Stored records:
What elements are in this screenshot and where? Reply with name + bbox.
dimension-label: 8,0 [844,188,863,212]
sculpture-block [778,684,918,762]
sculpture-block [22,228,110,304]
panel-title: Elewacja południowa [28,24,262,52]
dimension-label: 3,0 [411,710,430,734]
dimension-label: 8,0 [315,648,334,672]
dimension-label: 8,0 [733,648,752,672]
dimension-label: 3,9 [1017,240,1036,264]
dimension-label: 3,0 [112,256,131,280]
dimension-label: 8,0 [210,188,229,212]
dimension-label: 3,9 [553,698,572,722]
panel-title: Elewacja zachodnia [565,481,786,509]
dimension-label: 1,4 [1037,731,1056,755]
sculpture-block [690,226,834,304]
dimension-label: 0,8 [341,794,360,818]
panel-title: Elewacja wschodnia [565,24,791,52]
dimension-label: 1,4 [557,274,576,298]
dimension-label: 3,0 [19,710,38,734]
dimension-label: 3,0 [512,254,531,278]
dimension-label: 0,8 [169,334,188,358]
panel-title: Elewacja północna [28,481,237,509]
--
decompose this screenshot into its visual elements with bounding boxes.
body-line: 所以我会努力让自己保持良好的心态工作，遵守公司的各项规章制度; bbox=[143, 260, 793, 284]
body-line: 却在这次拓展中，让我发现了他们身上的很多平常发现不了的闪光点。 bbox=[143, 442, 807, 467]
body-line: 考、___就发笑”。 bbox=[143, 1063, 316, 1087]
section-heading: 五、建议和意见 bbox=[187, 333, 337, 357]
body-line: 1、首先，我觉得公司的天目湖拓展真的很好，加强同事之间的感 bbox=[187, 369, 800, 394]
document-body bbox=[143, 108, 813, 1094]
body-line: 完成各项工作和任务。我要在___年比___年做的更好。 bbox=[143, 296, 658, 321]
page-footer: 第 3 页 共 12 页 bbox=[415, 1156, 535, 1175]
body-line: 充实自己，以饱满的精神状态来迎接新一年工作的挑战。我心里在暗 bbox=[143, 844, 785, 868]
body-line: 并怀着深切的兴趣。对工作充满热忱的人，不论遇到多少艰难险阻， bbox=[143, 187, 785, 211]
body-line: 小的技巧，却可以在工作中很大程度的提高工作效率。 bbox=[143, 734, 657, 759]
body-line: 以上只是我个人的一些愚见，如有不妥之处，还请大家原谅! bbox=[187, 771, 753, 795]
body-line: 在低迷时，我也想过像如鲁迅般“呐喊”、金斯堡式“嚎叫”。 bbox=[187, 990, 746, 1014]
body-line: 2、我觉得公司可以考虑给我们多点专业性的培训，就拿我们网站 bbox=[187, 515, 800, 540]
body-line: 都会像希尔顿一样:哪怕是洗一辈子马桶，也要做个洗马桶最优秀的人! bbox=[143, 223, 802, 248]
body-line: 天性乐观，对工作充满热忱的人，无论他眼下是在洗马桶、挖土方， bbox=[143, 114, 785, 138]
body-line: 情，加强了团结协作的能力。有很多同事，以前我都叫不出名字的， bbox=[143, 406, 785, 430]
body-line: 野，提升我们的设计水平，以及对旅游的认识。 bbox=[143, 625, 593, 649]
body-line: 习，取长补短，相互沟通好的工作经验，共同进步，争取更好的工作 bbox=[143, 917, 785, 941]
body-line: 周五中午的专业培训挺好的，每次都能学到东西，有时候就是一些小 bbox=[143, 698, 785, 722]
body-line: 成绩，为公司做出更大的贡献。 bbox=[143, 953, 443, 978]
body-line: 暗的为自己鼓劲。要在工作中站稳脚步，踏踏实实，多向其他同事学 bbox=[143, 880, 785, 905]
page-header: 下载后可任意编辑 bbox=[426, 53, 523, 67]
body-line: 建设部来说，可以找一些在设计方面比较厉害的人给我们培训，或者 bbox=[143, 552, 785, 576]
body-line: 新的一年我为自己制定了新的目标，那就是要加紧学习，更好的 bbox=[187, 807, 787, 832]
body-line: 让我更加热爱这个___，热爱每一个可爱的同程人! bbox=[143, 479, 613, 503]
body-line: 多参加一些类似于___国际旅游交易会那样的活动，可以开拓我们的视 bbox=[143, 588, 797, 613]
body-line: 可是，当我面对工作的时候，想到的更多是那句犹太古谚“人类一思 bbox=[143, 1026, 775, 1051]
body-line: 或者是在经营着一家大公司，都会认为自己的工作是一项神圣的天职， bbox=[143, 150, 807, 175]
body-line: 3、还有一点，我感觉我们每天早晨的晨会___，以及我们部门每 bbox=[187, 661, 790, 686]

* _WHAT THE EXERCISE ASKS_
Can you repeat the material from the line containing "decompose this screenshot" through the line containing "990, 746, 1014]", inclusive, substituting "subheading" for "section-heading" and leaving everything else unchanged?

* _RESPONSE TO THE EXERCISE_
decompose this screenshot into its visual elements with bounding boxes.
body-line: 所以我会努力让自己保持良好的心态工作，遵守公司的各项规章制度; bbox=[143, 260, 793, 284]
body-line: 却在这次拓展中，让我发现了他们身上的很多平常发现不了的闪光点。 bbox=[143, 442, 807, 467]
body-line: 考、___就发笑”。 bbox=[143, 1063, 316, 1087]
subheading: 五、建议和意见 bbox=[187, 333, 337, 357]
body-line: 1、首先，我觉得公司的天目湖拓展真的很好，加强同事之间的感 bbox=[187, 369, 800, 394]
document-body bbox=[143, 108, 813, 1094]
body-line: 完成各项工作和任务。我要在___年比___年做的更好。 bbox=[143, 296, 658, 321]
page-footer: 第 3 页 共 12 页 bbox=[415, 1156, 535, 1175]
body-line: 充实自己，以饱满的精神状态来迎接新一年工作的挑战。我心里在暗 bbox=[143, 844, 785, 868]
body-line: 并怀着深切的兴趣。对工作充满热忱的人，不论遇到多少艰难险阻， bbox=[143, 187, 785, 211]
body-line: 小的技巧，却可以在工作中很大程度的提高工作效率。 bbox=[143, 734, 657, 759]
body-line: 以上只是我个人的一些愚见，如有不妥之处，还请大家原谅! bbox=[187, 771, 753, 795]
body-line: 在低迷时，我也想过像如鲁迅般“呐喊”、金斯堡式“嚎叫”。 bbox=[187, 990, 746, 1014]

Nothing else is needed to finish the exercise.